**Request**
For every line in the data below that contains "порядке", copy the line.

Data entries:
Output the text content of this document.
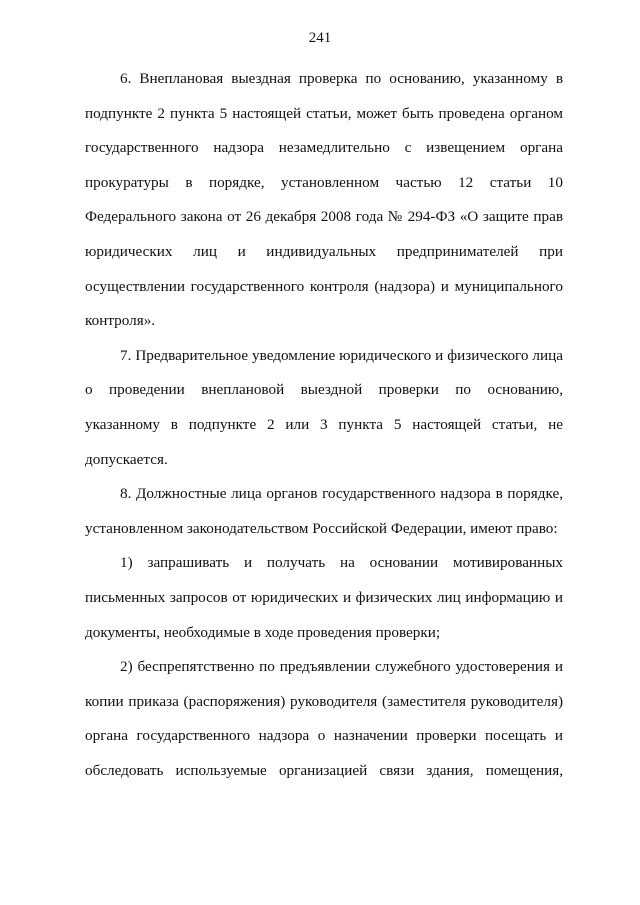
241
6. Внеплановая выездная проверка по основанию, указанному в
подпункте 2 пункта 5 настоящей статьи, может быть проведена органом
государственного надзора незамедлительно с извещением органа
прокуратуры в порядке, установленном частью 12 статьи 10
Федерального закона от 26 декабря 2008 года № 294-ФЗ «О защите прав
юридических лиц и индивидуальных предпринимателей при
осуществлении государственного контроля (надзора) и муниципального
контроля».
7. Предварительное уведомление юридического и физического лица
о проведении внеплановой выездной проверки по основанию,
указанному в подпункте 2 или 3 пункта 5 настоящей статьи, не
допускается.
8. Должностные лица органов государственного надзора в порядке,
установленном законодательством Российской Федерации, имеют право:
1) запрашивать и получать на основании мотивированных
письменных запросов от юридических и физических лиц информацию и
документы, необходимые в ходе проведения проверки;
2) беспрепятственно по предъявлении служебного удостоверения и
копии приказа (распоряжения) руководителя (заместителя руководителя)
органа государственного надзора о назначении проверки посещать и
обследовать используемые организацией связи здания, помещения,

**Written answer**
прокуратуры в порядке, установленном частью 12 статьи 10
8. Должностные лица органов государственного надзора в порядке,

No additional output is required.